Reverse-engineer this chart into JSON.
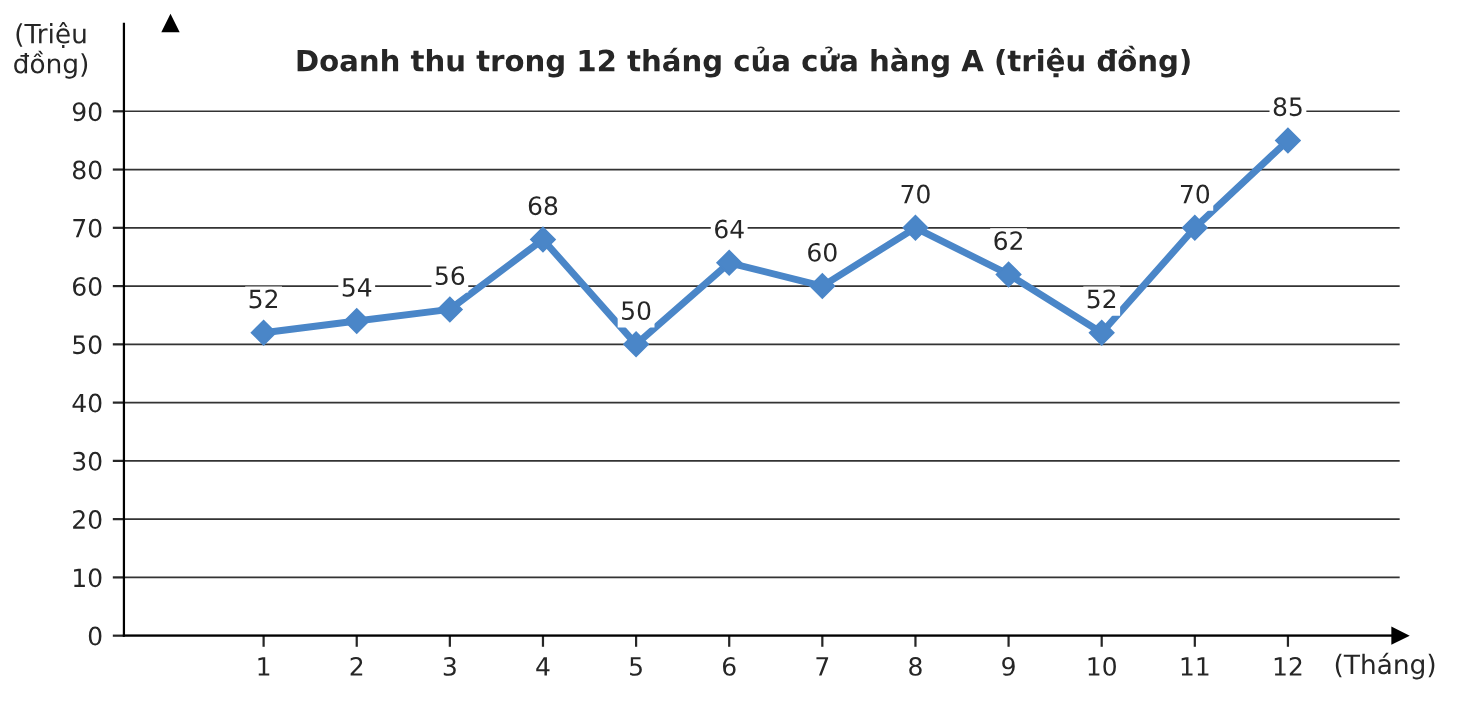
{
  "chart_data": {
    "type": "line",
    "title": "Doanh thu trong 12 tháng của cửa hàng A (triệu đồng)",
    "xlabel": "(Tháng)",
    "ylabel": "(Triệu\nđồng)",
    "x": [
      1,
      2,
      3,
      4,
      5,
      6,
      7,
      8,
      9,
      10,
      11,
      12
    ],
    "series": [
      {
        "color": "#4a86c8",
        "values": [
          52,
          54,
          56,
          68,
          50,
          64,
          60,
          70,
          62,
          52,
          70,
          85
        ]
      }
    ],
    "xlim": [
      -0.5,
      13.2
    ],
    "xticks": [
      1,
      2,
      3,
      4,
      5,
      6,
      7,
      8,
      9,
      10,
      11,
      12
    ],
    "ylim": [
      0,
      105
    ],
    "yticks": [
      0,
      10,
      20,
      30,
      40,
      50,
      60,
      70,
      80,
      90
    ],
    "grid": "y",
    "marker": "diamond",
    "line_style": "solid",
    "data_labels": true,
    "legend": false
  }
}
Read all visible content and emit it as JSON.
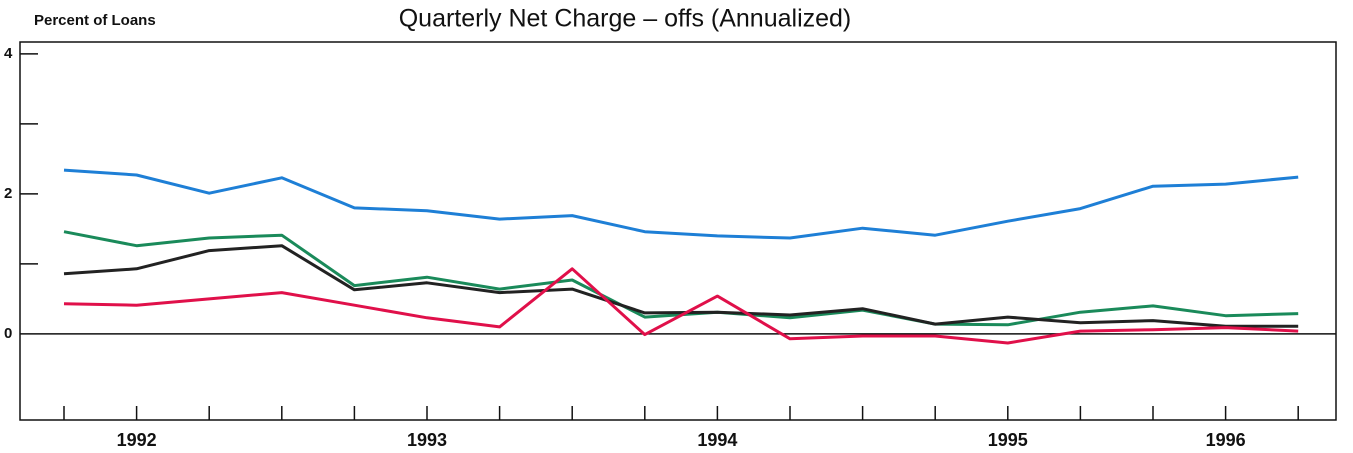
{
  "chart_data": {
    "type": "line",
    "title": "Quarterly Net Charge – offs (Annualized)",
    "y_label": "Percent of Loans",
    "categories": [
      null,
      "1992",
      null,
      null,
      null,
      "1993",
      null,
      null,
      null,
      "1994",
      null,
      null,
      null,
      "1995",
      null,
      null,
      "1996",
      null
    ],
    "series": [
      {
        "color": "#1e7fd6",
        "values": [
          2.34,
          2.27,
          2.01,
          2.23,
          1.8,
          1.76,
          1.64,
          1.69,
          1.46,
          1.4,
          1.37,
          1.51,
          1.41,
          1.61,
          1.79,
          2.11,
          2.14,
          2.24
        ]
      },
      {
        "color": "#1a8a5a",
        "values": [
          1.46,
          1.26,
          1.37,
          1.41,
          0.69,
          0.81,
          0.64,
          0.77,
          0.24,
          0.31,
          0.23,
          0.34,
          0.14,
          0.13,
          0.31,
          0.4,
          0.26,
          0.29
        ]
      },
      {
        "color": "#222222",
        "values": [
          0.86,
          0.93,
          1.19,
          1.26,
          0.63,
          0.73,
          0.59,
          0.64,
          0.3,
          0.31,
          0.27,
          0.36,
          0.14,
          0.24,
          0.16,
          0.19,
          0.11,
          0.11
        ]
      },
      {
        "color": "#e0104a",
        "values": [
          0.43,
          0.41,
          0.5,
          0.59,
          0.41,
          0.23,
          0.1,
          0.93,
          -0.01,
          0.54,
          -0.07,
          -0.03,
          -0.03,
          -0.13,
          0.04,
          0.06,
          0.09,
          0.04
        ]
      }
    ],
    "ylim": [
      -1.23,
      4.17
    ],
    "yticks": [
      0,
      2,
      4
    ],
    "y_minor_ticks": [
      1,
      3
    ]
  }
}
§
# Task statement
Locate the lines above that contain "color" and copy them.

# Response to this exercise
        "color": "#4a86c8",
        "color": "#1e7fd6",
        "color": "#1a8a5a",
        "color": "#222222",
        "color": "#e0104a",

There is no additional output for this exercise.